■ **WHAT IS BEING ASKED**
Please give the entries again in full and exactly, without any picture.

========================

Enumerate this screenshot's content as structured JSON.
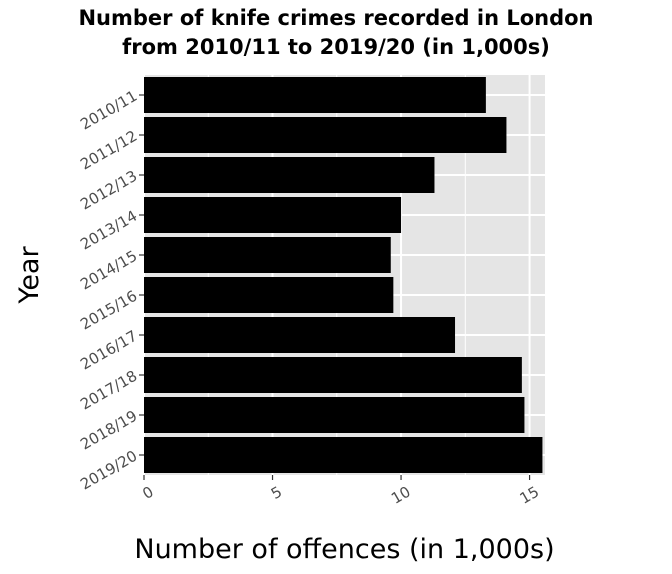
{
  "chart_data": {
    "type": "bar",
    "orientation": "horizontal",
    "title_line1": "Number of knife crimes recorded in London",
    "title_line2": "from 2010/11 to 2019/20 (in 1,000s)",
    "xlabel": "Number of offences (in 1,000s)",
    "ylabel": "Year",
    "categories": [
      "2010/11",
      "2011/12",
      "2012/13",
      "2013/14",
      "2014/15",
      "2015/16",
      "2016/17",
      "2017/18",
      "2018/19",
      "2019/20"
    ],
    "values": [
      13.3,
      14.1,
      11.3,
      10.0,
      9.6,
      9.7,
      12.1,
      14.7,
      14.8,
      15.5
    ],
    "x_ticks": [
      0,
      5,
      10,
      15
    ],
    "xlim": [
      0,
      15.6
    ],
    "grid": true,
    "bar_color": "#000000",
    "panel_color": "#e5e5e5",
    "grid_color": "#ffffff"
  }
}
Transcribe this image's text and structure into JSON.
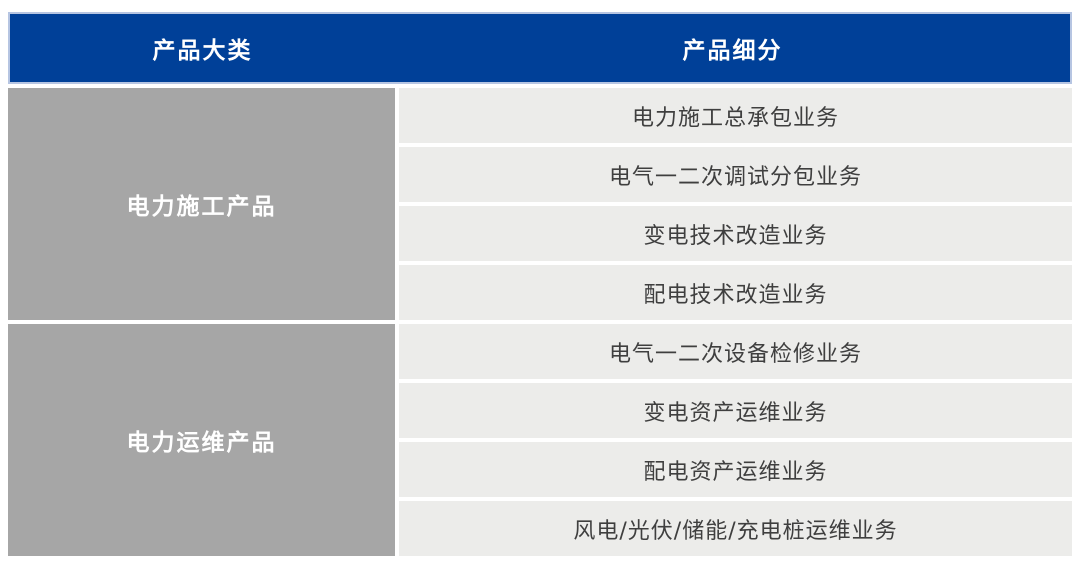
{
  "colors": {
    "header_bg": "#004098",
    "header_border": "#b6c5e2",
    "header_text": "#ffffff",
    "category_bg": "#a6a6a6",
    "category_text": "#ffffff",
    "row_bg": "#ececea",
    "row_text": "#3f3f3f"
  },
  "table": {
    "header": {
      "category_col": "产品大类",
      "subdivision_col": "产品细分"
    },
    "groups": [
      {
        "category": "电力施工产品",
        "items": [
          "电力施工总承包业务",
          "电气一二次调试分包业务",
          "变电技术改造业务",
          "配电技术改造业务"
        ]
      },
      {
        "category": "电力运维产品",
        "items": [
          "电气一二次设备检修业务",
          "变电资产运维业务",
          "配电资产运维业务",
          "风电/光伏/储能/充电桩运维业务"
        ]
      }
    ]
  }
}
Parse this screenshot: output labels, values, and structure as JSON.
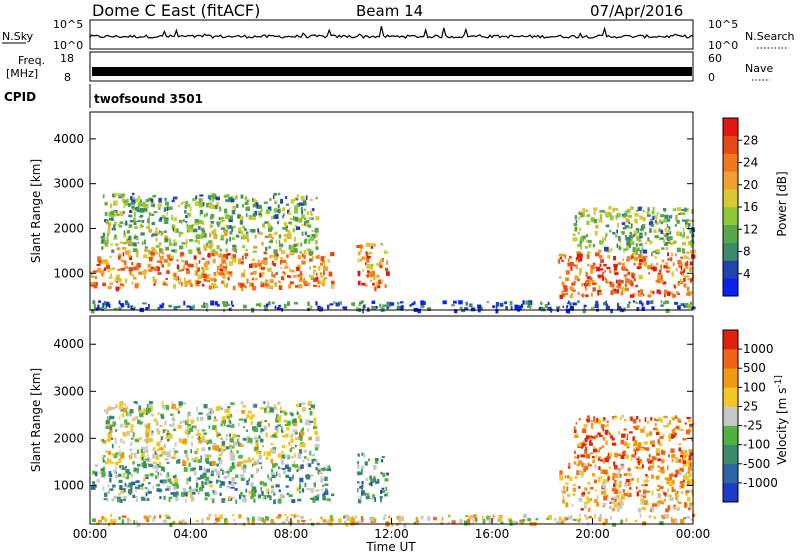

========================

■ **OUTPUT BELOW**
Enumerate this screenshot's content as structured JSON.
{
  "chart_data": {
    "type": "bar",
    "orientation": "horizontal",
    "title_line1": "Number of knife crimes recorded in London",
    "title_line2": "from 2010/11 to 2019/20 (in 1,000s)",
    "xlabel": "Number of offences (in 1,000s)",
    "ylabel": "Year",
    "categories": [
      "2010/11",
      "2011/12",
      "2012/13",
      "2013/14",
      "2014/15",
      "2015/16",
      "2016/17",
      "2017/18",
      "2018/19",
      "2019/20"
    ],
    "values": [
      13.3,
      14.1,
      11.3,
      10.0,
      9.6,
      9.7,
      12.1,
      14.7,
      14.8,
      15.5
    ],
    "x_ticks": [
      0,
      5,
      10,
      15
    ],
    "xlim": [
      0,
      15.6
    ],
    "grid": true,
    "bar_color": "#000000",
    "panel_color": "#e5e5e5",
    "grid_color": "#ffffff"
  }
}
Transcribe this image's text and structure into JSON.
{
  "colors": {
    "header_bg": "#004098",
    "header_border": "#b6c5e2",
    "header_text": "#ffffff",
    "category_bg": "#a6a6a6",
    "category_text": "#ffffff",
    "row_bg": "#ececea",
    "row_text": "#3f3f3f"
  },
  "table": {
    "header": {
      "category_col": "产品大类",
      "subdivision_col": "产品细分"
    },
    "groups": [
      {
        "category": "电力施工产品",
        "items": [
          "电力施工总承包业务",
          "电气一二次调试分包业务",
          "变电技术改造业务",
          "配电技术改造业务"
        ]
      },
      {
        "category": "电力运维产品",
        "items": [
          "电气一二次设备检修业务",
          "变电资产运维业务",
          "配电资产运维业务",
          "风电/光伏/储能/充电桩运维业务"
        ]
      }
    ]
  }
}
Parse this screenshot: output labels, values, and structure as JSON.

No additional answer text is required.